begin Records shown
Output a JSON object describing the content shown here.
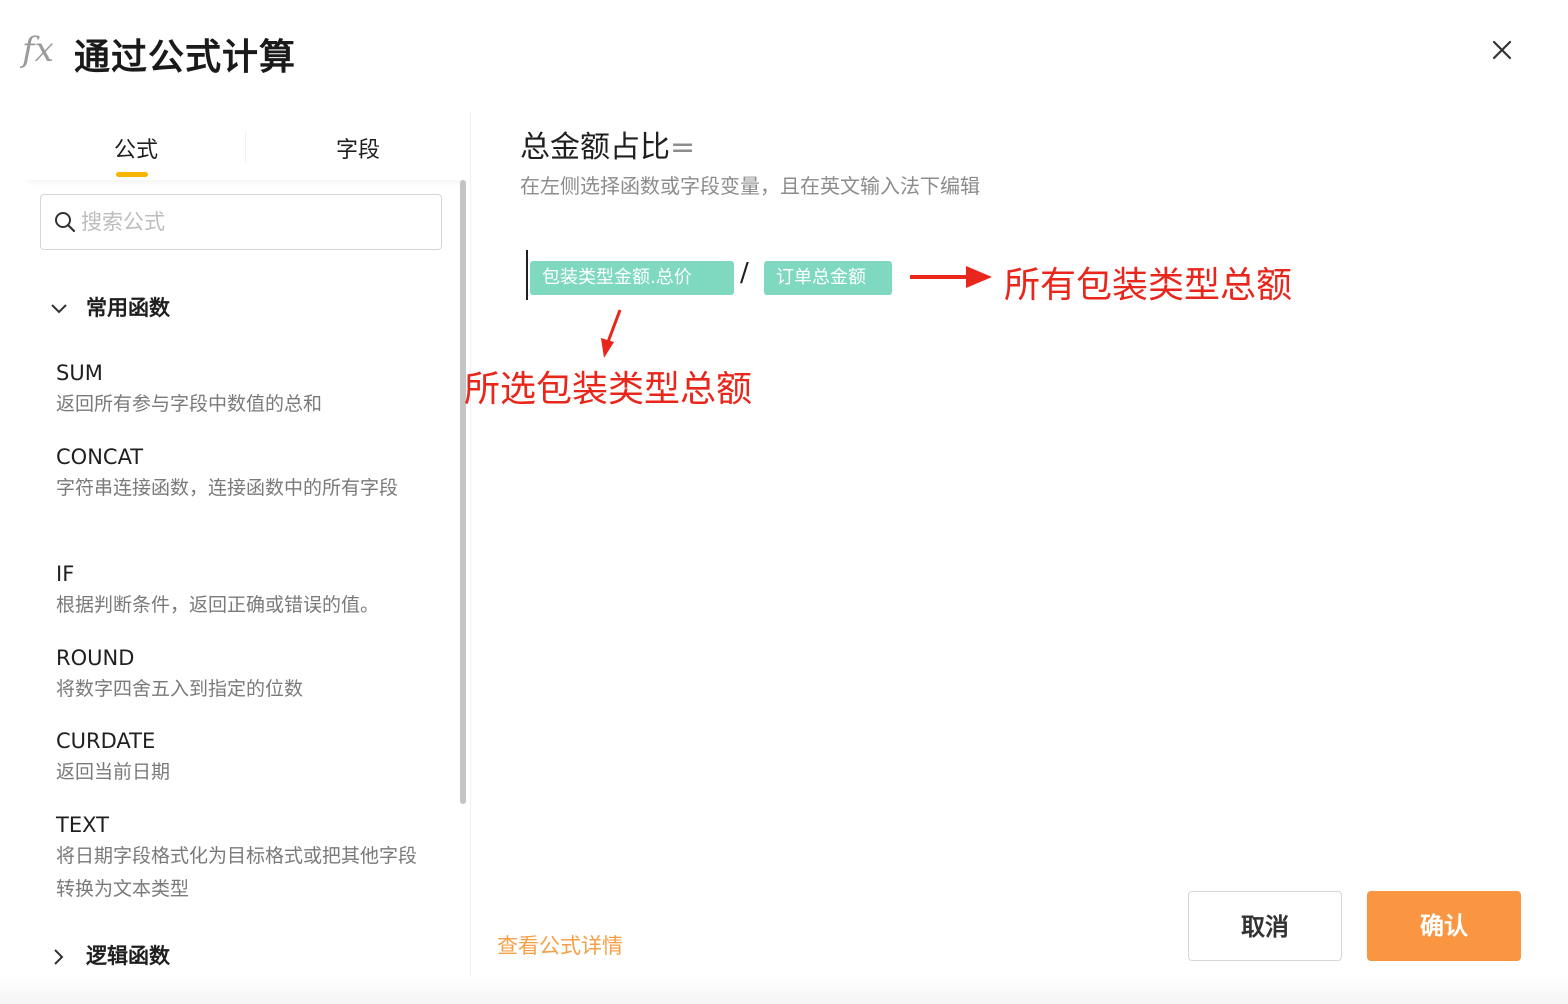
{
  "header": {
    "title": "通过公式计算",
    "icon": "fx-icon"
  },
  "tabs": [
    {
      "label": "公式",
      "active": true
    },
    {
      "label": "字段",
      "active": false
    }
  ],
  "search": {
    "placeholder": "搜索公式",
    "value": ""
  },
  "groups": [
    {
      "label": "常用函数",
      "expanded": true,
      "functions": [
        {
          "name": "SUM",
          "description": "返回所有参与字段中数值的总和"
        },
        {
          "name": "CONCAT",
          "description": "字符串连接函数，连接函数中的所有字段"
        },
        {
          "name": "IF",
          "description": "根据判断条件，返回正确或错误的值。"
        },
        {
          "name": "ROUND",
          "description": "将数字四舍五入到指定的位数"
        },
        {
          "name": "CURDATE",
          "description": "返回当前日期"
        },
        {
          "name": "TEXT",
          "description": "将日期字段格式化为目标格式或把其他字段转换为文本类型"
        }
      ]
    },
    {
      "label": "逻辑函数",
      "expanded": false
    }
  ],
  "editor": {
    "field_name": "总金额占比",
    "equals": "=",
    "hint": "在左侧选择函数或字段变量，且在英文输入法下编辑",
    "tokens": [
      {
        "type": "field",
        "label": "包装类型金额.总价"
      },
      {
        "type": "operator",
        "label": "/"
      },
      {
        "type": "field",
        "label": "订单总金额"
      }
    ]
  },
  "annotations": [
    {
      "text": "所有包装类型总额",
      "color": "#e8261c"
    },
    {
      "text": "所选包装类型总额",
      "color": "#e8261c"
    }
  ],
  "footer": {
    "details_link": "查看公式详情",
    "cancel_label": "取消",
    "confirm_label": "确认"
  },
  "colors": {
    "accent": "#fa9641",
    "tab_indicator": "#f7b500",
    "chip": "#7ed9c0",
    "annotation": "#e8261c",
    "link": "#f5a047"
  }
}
end Records shown
### Objective
The data should be printed again unchanged; leave its pictures out.

### Task response
Output a JSON object describing the content shown here.
{
  "header": {
    "title": "通过公式计算",
    "icon": "fx-icon"
  },
  "tabs": [
    {
      "label": "公式",
      "active": true
    },
    {
      "label": "字段",
      "active": false
    }
  ],
  "search": {
    "placeholder": "搜索公式",
    "value": ""
  },
  "groups": [
    {
      "label": "常用函数",
      "expanded": true,
      "functions": [
        {
          "name": "SUM",
          "description": "返回所有参与字段中数值的总和"
        },
        {
          "name": "CONCAT",
          "description": "字符串连接函数，连接函数中的所有字段"
        },
        {
          "name": "IF",
          "description": "根据判断条件，返回正确或错误的值。"
        },
        {
          "name": "ROUND",
          "description": "将数字四舍五入到指定的位数"
        },
        {
          "name": "CURDATE",
          "description": "返回当前日期"
        },
        {
          "name": "TEXT",
          "description": "将日期字段格式化为目标格式或把其他字段转换为文本类型"
        }
      ]
    },
    {
      "label": "逻辑函数",
      "expanded": false
    }
  ],
  "editor": {
    "field_name": "总金额占比",
    "equals": "=",
    "hint": "在左侧选择函数或字段变量，且在英文输入法下编辑",
    "tokens": [
      {
        "type": "field",
        "label": "包装类型金额.总价"
      },
      {
        "type": "operator",
        "label": "/"
      },
      {
        "type": "field",
        "label": "订单总金额"
      }
    ]
  },
  "annotations": [
    {
      "text": "所有包装类型总额",
      "color": "#e8261c"
    },
    {
      "text": "所选包装类型总额",
      "color": "#e8261c"
    }
  ],
  "footer": {
    "details_link": "查看公式详情",
    "cancel_label": "取消",
    "confirm_label": "确认"
  },
  "colors": {
    "accent": "#fa9641",
    "tab_indicator": "#f7b500",
    "chip": "#7ed9c0",
    "annotation": "#e8261c",
    "link": "#f5a047"
  }
}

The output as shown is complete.